*Problem statement:*
Lines containing the word "heading" should be extracted in full.

*Available data:*
------------
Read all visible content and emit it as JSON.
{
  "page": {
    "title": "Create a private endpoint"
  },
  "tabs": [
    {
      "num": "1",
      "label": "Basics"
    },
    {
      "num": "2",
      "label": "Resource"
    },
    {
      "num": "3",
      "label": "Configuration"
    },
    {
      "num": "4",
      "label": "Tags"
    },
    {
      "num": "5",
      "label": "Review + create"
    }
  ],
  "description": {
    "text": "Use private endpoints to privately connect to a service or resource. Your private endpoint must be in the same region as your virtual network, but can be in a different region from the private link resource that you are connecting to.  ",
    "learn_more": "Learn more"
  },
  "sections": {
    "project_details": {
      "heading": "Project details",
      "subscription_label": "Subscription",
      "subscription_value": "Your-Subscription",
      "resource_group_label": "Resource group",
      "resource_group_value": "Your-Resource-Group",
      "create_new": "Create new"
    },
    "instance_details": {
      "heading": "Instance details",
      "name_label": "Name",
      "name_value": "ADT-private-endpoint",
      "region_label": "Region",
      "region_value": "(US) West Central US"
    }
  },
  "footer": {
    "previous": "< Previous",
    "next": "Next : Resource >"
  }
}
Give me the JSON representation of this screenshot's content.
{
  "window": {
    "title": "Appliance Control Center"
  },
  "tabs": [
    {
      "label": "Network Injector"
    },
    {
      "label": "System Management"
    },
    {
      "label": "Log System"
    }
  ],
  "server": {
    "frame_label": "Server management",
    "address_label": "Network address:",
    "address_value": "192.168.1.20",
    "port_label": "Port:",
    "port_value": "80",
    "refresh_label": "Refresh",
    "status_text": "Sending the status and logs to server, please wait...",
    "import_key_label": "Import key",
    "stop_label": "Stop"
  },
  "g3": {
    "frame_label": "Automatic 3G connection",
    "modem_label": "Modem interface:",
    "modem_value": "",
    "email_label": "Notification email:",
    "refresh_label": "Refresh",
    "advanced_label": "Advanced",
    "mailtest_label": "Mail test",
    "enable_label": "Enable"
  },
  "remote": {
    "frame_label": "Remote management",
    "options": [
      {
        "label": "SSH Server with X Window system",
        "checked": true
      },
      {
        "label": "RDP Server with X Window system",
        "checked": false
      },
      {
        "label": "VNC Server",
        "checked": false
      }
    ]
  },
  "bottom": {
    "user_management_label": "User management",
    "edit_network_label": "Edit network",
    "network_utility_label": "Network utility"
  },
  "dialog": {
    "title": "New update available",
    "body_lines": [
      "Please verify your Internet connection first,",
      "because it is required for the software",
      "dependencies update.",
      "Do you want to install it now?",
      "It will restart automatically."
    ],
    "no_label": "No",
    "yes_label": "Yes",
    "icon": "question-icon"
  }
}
------------
*Finished task:*
      "heading": "Project details",
      "heading": "Instance details",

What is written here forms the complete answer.